▶ [RECORDS TO USE]:
------

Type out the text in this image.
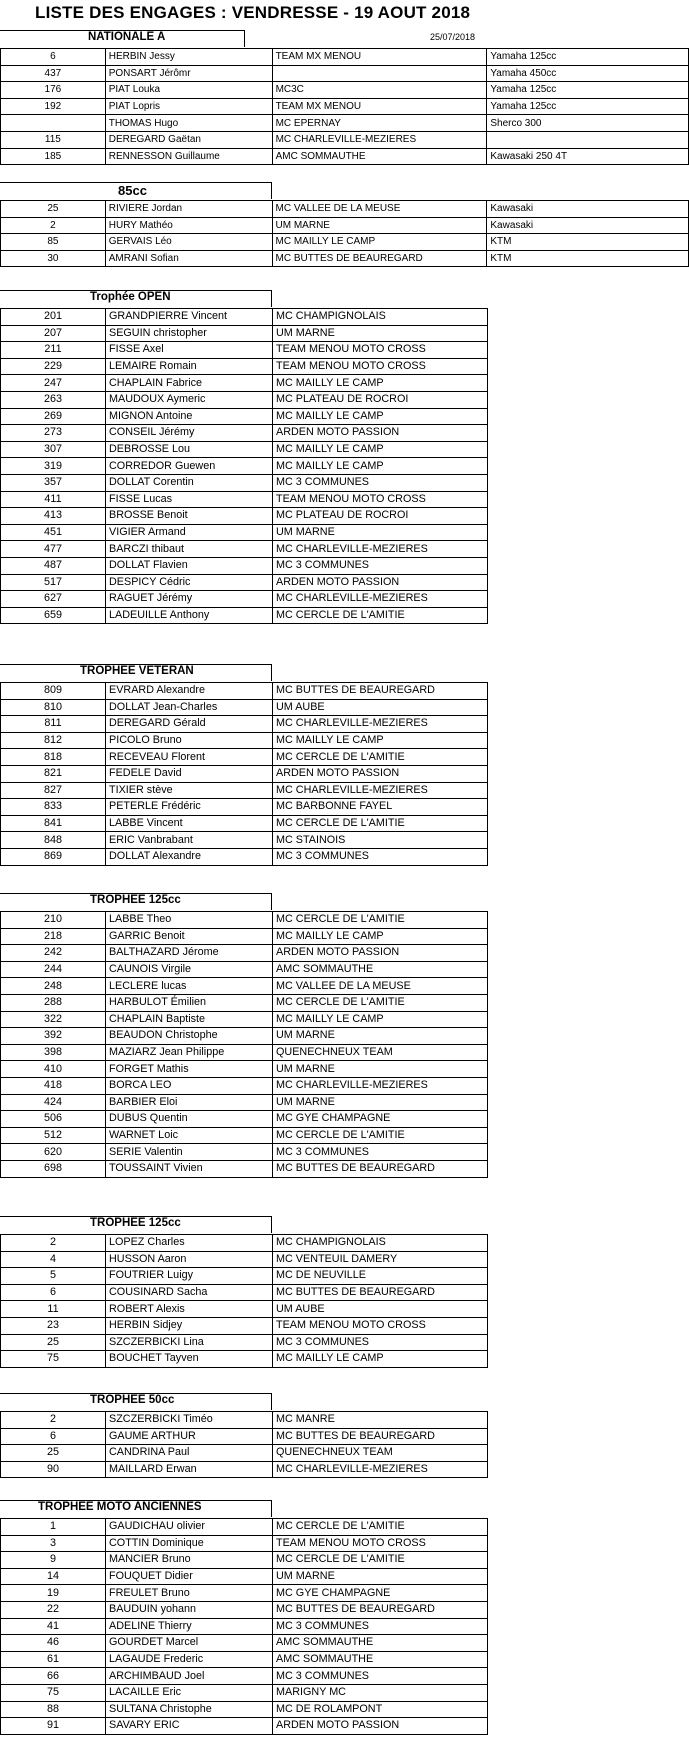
LISTE DES ENGAGES : VENDRESSE - 19 AOUT 2018
NATIONALE A	25/07/2018
6	HERBIN Jessy	TEAM MX MENOU	Yamaha 125cc
437	PONSART Jérômr		Yamaha 450cc
176	PIAT Louka	MC3C	Yamaha 125cc
192	PIAT Lopris	TEAM MX MENOU	Yamaha 125cc
	THOMAS Hugo	MC EPERNAY	Sherco 300
115	DEREGARD Gaëtan	MC CHARLEVILLE-MEZIERES	
185	RENNESSON Guillaume	AMC SOMMAUTHE	Kawasaki 250 4T
85cc
25	RIVIERE Jordan	MC VALLEE DE LA MEUSE	Kawasaki
2	HURY Mathéo	UM MARNE	Kawasaki
85	GERVAIS Léo	MC MAILLY LE CAMP	KTM
30	AMRANI Sofian	MC BUTTES DE BEAUREGARD	KTM
Trophée OPEN
201	GRANDPIERRE Vincent	MC CHAMPIGNOLAIS
207	SEGUIN christopher	UM MARNE
211	FISSE Axel	TEAM MENOU MOTO CROSS
229	LEMAIRE Romain	TEAM MENOU MOTO CROSS
247	CHAPLAIN Fabrice	MC MAILLY LE CAMP
263	MAUDOUX Aymeric	MC PLATEAU DE ROCROI
269	MIGNON Antoine	MC MAILLY LE CAMP
273	CONSEIL Jérémy	ARDEN MOTO PASSION
307	DEBROSSE Lou	MC MAILLY LE CAMP
319	CORREDOR Guewen	MC MAILLY LE CAMP
357	DOLLAT Corentin	MC 3 COMMUNES
411	FISSE Lucas	TEAM MENOU MOTO CROSS
413	BROSSE Benoit	MC PLATEAU DE ROCROI
451	VIGIER Armand	UM MARNE
477	BARCZI thibaut	MC CHARLEVILLE-MEZIERES
487	DOLLAT Flavien	MC 3 COMMUNES
517	DESPICY Cédric	ARDEN MOTO PASSION
627	RAGUET Jérémy	MC CHARLEVILLE-MEZIERES
659	LADEUILLE Anthony	MC CERCLE DE L'AMITIE
TROPHEE VETERAN
809	EVRARD Alexandre	MC BUTTES DE BEAUREGARD
810	DOLLAT Jean-Charles	UM AUBE
811	DEREGARD Gérald	MC CHARLEVILLE-MEZIERES
812	PICOLO Bruno	MC MAILLY LE CAMP
818	RECEVEAU Florent	MC CERCLE DE L'AMITIE
821	FEDELE David	ARDEN MOTO PASSION
827	TIXIER stève	MC CHARLEVILLE-MEZIERES
833	PETERLE Frédéric	MC BARBONNE FAYEL
841	LABBE Vincent	MC CERCLE DE L'AMITIE
848	ERIC Vanbrabant	MC STAINOIS
869	DOLLAT Alexandre	MC 3 COMMUNES
TROPHEE 125cc
210	LABBE Theo	MC CERCLE DE L'AMITIE
218	GARRIC Benoit	MC MAILLY LE CAMP
242	BALTHAZARD Jérome	ARDEN MOTO PASSION
244	CAUNOIS Virgile	AMC SOMMAUTHE
248	LECLERE lucas	MC VALLEE DE LA MEUSE
288	HARBULOT Émilien	MC CERCLE DE L'AMITIE
322	CHAPLAIN Baptiste	MC MAILLY LE CAMP
392	BEAUDON Christophe	UM MARNE
398	MAZIARZ Jean Philippe	QUENECHNEUX TEAM
410	FORGET Mathis	UM MARNE
418	BORCA LEO	MC CHARLEVILLE-MEZIERES
424	BARBIER Eloi	UM MARNE
506	DUBUS Quentin	MC GYE CHAMPAGNE
512	WARNET Loic	MC CERCLE DE L'AMITIE
620	SERIE Valentin	MC 3 COMMUNES
698	TOUSSAINT Vivien	MC BUTTES DE BEAUREGARD
TROPHEE 125cc
2	LOPEZ Charles	MC CHAMPIGNOLAIS
4	HUSSON Aaron	MC VENTEUIL DAMERY
5	FOUTRIER Luigy	MC DE NEUVILLE
6	COUSINARD Sacha	MC BUTTES DE BEAUREGARD
11	ROBERT Alexis	UM AUBE
23	HERBIN Sidjey	TEAM MENOU MOTO CROSS
25	SZCZERBICKI Lina	MC 3 COMMUNES
75	BOUCHET Tayven	MC MAILLY LE CAMP
TROPHEE 50cc
2	SZCZERBICKI Timéo	MC MANRE
6	GAUME ARTHUR	MC BUTTES DE BEAUREGARD
25	CANDRINA Paul	QUENECHNEUX TEAM
90	MAILLARD Erwan	MC CHARLEVILLE-MEZIERES
TROPHEE MOTO ANCIENNES
1	GAUDICHAU olivier	MC CERCLE DE L'AMITIE
3	COTTIN Dominique	TEAM MENOU MOTO CROSS
9	MANCIER Bruno	MC CERCLE DE L'AMITIE
14	FOUQUET Didier	UM MARNE
19	FREULET Bruno	MC GYE CHAMPAGNE
22	BAUDUIN yohann	MC BUTTES DE BEAUREGARD
41	ADELINE Thierry	MC 3 COMMUNES
46	GOURDET Marcel	AMC SOMMAUTHE
61	LAGAUDE Frederic	AMC SOMMAUTHE
66	ARCHIMBAUD Joel	MC 3 COMMUNES
75	LACAILLE Eric	MARIGNY MC
88	SULTANA Christophe	MC DE ROLAMPONT
91	SAVARY ERIC	ARDEN MOTO PASSION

------

▶ [TASK]:
Can you restate all the records above word for word while dropping the pictures?

▶ [THE OUTPUT]:
Type out the text in this image.
LISTE DES ENGAGES : VENDRESSE - 19 AOUT 2018
NATIONALE A	25/07/2018
6	HERBIN Jessy	TEAM MX MENOU	Yamaha 125cc
437	PONSART Jérômr		Yamaha 450cc
176	PIAT Louka	MC3C	Yamaha 125cc
192	PIAT Lopris	TEAM MX MENOU	Yamaha 125cc
	THOMAS Hugo	MC EPERNAY	Sherco 300
115	DEREGARD Gaëtan	MC CHARLEVILLE-MEZIERES	
185	RENNESSON Guillaume	AMC SOMMAUTHE	Kawasaki 250 4T
85cc
25	RIVIERE Jordan	MC VALLEE DE LA MEUSE	Kawasaki
2	HURY Mathéo	UM MARNE	Kawasaki
85	GERVAIS Léo	MC MAILLY LE CAMP	KTM
30	AMRANI Sofian	MC BUTTES DE BEAUREGARD	KTM
Trophée OPEN
201	GRANDPIERRE Vincent	MC CHAMPIGNOLAIS
207	SEGUIN christopher	UM MARNE
211	FISSE Axel	TEAM MENOU MOTO CROSS
229	LEMAIRE Romain	TEAM MENOU MOTO CROSS
247	CHAPLAIN Fabrice	MC MAILLY LE CAMP
263	MAUDOUX Aymeric	MC PLATEAU DE ROCROI
269	MIGNON Antoine	MC MAILLY LE CAMP
273	CONSEIL Jérémy	ARDEN MOTO PASSION
307	DEBROSSE Lou	MC MAILLY LE CAMP
319	CORREDOR Guewen	MC MAILLY LE CAMP
357	DOLLAT Corentin	MC 3 COMMUNES
411	FISSE Lucas	TEAM MENOU MOTO CROSS
413	BROSSE Benoit	MC PLATEAU DE ROCROI
451	VIGIER Armand	UM MARNE
477	BARCZI thibaut	MC CHARLEVILLE-MEZIERES
487	DOLLAT Flavien	MC 3 COMMUNES
517	DESPICY Cédric	ARDEN MOTO PASSION
627	RAGUET Jérémy	MC CHARLEVILLE-MEZIERES
659	LADEUILLE Anthony	MC CERCLE DE L'AMITIE
TROPHEE VETERAN
809	EVRARD Alexandre	MC BUTTES DE BEAUREGARD
810	DOLLAT Jean-Charles	UM AUBE
811	DEREGARD Gérald	MC CHARLEVILLE-MEZIERES
812	PICOLO Bruno	MC MAILLY LE CAMP
818	RECEVEAU Florent	MC CERCLE DE L'AMITIE
821	FEDELE David	ARDEN MOTO PASSION
827	TIXIER stève	MC CHARLEVILLE-MEZIERES
833	PETERLE Frédéric	MC BARBONNE FAYEL
841	LABBE Vincent	MC CERCLE DE L'AMITIE
848	ERIC Vanbrabant	MC STAINOIS
869	DOLLAT Alexandre	MC 3 COMMUNES
TROPHEE 125cc
210	LABBE Theo	MC CERCLE DE L'AMITIE
218	GARRIC Benoit	MC MAILLY LE CAMP
242	BALTHAZARD Jérome	ARDEN MOTO PASSION
244	CAUNOIS Virgile	AMC SOMMAUTHE
248	LECLERE lucas	MC VALLEE DE LA MEUSE
288	HARBULOT Émilien	MC CERCLE DE L'AMITIE
322	CHAPLAIN Baptiste	MC MAILLY LE CAMP
392	BEAUDON Christophe	UM MARNE
398	MAZIARZ Jean Philippe	QUENECHNEUX TEAM
410	FORGET Mathis	UM MARNE
418	BORCA LEO	MC CHARLEVILLE-MEZIERES
424	BARBIER Eloi	UM MARNE
506	DUBUS Quentin	MC GYE CHAMPAGNE
512	WARNET Loic	MC CERCLE DE L'AMITIE
620	SERIE Valentin	MC 3 COMMUNES
698	TOUSSAINT Vivien	MC BUTTES DE BEAUREGARD
TROPHEE 125cc
2	LOPEZ Charles	MC CHAMPIGNOLAIS
4	HUSSON Aaron	MC VENTEUIL DAMERY
5	FOUTRIER Luigy	MC DE NEUVILLE
6	COUSINARD Sacha	MC BUTTES DE BEAUREGARD
11	ROBERT Alexis	UM AUBE
23	HERBIN Sidjey	TEAM MENOU MOTO CROSS
25	SZCZERBICKI Lina	MC 3 COMMUNES
75	BOUCHET Tayven	MC MAILLY LE CAMP
TROPHEE 50cc
2	SZCZERBICKI Timéo	MC MANRE
6	GAUME ARTHUR	MC BUTTES DE BEAUREGARD
25	CANDRINA Paul	QUENECHNEUX TEAM
90	MAILLARD Erwan	MC CHARLEVILLE-MEZIERES
TROPHEE MOTO ANCIENNES
1	GAUDICHAU olivier	MC CERCLE DE L'AMITIE
3	COTTIN Dominique	TEAM MENOU MOTO CROSS
9	MANCIER Bruno	MC CERCLE DE L'AMITIE
14	FOUQUET Didier	UM MARNE
19	FREULET Bruno	MC GYE CHAMPAGNE
22	BAUDUIN yohann	MC BUTTES DE BEAUREGARD
41	ADELINE Thierry	MC 3 COMMUNES
46	GOURDET Marcel	AMC SOMMAUTHE
61	LAGAUDE Frederic	AMC SOMMAUTHE
66	ARCHIMBAUD Joel	MC 3 COMMUNES
75	LACAILLE Eric	MARIGNY MC
88	SULTANA Christophe	MC DE ROLAMPONT
91	SAVARY ERIC	ARDEN MOTO PASSION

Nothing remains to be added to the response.